## TASK REQUIREMENTS
For the listing below, give the count of lines containing the string "marker" and nothing else.

## WORKING DATA
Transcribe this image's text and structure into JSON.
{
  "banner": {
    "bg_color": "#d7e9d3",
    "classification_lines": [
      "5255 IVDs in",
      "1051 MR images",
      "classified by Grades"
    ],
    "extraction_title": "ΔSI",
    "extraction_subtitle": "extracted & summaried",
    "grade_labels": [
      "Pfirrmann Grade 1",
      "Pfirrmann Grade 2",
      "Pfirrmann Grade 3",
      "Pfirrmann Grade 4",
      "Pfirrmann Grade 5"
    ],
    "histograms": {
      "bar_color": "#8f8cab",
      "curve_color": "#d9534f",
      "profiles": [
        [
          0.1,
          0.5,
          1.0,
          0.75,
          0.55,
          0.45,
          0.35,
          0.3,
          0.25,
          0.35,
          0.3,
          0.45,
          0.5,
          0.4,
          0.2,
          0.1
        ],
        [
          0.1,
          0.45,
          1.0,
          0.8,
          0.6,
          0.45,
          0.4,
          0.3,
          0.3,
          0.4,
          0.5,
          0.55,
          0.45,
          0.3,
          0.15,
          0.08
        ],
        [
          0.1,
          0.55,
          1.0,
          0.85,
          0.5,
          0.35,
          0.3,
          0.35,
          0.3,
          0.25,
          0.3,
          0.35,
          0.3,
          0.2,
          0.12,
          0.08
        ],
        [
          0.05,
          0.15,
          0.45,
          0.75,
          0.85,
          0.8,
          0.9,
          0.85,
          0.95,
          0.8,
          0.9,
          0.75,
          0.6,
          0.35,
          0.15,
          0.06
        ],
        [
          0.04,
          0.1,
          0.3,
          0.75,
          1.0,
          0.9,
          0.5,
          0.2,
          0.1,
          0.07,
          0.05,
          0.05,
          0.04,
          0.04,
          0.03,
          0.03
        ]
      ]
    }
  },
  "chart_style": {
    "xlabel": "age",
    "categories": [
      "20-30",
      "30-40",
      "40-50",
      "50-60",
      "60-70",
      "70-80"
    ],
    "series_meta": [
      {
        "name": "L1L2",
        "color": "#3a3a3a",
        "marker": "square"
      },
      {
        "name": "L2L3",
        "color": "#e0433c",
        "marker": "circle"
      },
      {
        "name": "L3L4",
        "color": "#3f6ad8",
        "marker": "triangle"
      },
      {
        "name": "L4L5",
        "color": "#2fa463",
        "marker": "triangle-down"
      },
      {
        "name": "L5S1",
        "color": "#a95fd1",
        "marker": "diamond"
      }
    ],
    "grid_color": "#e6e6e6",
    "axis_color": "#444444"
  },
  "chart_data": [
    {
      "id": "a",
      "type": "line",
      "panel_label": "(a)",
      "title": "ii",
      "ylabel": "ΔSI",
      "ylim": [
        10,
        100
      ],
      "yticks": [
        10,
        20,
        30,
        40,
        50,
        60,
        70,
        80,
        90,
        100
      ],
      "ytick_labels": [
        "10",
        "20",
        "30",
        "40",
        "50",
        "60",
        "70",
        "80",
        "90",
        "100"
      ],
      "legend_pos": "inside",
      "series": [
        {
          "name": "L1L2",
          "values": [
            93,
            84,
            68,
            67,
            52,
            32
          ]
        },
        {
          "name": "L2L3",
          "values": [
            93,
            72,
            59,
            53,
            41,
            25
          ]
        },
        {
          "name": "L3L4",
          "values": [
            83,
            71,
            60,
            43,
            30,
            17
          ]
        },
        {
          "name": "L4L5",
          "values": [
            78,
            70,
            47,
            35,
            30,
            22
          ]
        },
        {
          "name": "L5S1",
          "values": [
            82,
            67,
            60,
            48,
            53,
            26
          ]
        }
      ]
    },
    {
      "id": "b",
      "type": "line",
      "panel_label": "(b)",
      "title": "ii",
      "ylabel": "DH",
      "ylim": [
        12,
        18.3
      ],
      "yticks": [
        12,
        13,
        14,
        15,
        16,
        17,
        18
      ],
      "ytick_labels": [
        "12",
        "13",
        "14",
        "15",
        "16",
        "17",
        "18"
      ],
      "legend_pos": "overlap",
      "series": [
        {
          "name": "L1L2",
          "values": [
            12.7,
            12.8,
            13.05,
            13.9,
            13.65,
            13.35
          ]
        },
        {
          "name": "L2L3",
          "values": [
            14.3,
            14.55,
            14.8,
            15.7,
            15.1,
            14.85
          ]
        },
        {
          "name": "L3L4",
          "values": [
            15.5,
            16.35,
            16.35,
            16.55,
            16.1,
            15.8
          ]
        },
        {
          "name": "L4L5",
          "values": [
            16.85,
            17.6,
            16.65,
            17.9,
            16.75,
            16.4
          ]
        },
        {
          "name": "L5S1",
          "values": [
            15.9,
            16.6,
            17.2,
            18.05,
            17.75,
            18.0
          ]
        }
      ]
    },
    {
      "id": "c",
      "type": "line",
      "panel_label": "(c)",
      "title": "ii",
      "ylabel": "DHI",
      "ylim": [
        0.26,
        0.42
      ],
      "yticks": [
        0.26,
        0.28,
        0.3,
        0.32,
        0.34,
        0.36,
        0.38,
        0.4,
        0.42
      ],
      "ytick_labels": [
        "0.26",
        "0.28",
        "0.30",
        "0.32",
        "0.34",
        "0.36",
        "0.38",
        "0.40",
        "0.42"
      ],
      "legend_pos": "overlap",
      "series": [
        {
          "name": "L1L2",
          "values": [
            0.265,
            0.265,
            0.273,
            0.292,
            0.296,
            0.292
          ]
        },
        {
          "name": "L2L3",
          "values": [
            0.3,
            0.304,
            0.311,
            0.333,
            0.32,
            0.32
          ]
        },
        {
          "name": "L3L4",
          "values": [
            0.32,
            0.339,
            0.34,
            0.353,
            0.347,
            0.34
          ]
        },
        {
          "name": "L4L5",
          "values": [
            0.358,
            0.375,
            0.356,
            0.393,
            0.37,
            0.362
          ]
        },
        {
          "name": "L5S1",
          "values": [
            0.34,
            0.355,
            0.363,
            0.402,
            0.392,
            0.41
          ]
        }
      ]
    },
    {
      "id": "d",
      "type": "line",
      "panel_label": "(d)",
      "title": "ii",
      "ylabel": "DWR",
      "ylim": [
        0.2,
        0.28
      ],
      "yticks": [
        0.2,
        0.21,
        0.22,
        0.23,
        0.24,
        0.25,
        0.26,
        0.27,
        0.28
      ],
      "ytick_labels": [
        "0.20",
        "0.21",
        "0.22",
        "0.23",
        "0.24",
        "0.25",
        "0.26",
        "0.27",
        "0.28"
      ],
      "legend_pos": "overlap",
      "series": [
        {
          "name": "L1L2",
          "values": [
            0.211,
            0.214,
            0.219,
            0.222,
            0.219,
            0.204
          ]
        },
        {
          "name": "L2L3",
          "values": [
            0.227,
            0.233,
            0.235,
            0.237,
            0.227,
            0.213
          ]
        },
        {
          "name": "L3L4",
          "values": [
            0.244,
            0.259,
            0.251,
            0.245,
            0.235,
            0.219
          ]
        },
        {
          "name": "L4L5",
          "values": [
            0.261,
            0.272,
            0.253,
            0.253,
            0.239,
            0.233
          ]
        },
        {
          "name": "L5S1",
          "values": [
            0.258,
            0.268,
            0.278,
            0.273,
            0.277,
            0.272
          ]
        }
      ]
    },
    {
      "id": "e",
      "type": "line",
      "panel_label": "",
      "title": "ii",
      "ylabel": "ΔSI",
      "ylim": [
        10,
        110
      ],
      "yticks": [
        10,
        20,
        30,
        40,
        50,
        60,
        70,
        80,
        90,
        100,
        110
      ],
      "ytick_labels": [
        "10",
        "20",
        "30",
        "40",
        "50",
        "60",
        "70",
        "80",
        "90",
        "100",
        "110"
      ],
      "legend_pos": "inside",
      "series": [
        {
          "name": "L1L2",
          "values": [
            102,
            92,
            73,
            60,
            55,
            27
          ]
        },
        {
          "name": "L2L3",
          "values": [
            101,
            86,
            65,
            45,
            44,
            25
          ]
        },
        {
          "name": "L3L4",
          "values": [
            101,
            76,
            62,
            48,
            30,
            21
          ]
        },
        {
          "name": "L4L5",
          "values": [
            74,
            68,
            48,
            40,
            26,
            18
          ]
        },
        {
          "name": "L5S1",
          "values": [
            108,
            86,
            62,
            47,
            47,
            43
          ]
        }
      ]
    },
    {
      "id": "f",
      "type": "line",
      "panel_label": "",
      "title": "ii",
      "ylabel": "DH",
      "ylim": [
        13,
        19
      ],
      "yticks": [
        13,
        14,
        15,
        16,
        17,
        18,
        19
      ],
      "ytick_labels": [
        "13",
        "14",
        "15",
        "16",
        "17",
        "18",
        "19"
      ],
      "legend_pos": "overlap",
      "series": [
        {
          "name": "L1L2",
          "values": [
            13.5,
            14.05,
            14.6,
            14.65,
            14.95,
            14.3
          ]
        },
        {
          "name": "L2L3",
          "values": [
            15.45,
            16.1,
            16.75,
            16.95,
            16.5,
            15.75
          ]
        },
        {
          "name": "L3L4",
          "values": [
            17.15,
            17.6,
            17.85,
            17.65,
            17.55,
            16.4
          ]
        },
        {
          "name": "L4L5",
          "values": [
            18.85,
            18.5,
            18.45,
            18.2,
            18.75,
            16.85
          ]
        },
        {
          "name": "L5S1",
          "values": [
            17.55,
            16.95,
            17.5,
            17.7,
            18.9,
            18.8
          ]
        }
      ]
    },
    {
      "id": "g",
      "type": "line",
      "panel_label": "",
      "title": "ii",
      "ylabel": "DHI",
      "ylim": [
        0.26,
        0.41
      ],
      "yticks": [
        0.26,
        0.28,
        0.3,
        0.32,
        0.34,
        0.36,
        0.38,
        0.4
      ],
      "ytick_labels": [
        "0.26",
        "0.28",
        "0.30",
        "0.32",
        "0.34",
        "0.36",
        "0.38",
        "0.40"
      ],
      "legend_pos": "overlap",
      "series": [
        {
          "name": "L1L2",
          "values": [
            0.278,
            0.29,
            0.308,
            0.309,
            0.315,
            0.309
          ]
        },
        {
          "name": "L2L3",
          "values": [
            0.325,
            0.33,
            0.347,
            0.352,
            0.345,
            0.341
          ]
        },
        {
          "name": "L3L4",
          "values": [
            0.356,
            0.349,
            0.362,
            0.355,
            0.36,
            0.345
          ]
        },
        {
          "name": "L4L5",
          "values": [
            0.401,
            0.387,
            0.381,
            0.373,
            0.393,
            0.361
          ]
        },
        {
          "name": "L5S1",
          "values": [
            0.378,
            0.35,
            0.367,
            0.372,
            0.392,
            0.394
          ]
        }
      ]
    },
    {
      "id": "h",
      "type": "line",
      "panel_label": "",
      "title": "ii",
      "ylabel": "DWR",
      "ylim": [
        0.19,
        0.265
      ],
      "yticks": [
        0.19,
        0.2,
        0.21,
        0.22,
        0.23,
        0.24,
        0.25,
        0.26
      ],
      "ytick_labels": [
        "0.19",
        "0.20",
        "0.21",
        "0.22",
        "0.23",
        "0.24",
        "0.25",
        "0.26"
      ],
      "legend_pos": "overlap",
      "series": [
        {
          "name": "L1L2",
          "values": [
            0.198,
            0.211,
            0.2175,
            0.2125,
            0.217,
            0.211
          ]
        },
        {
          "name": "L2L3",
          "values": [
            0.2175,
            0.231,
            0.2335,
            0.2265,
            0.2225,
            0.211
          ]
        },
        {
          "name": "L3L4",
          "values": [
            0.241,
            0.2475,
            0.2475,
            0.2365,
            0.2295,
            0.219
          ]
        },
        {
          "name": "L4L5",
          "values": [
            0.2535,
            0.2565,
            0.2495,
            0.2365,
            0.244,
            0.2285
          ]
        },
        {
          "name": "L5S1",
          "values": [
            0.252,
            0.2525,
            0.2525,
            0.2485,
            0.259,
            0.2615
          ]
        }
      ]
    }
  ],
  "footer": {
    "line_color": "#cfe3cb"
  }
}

## EXERCISE RESULT
5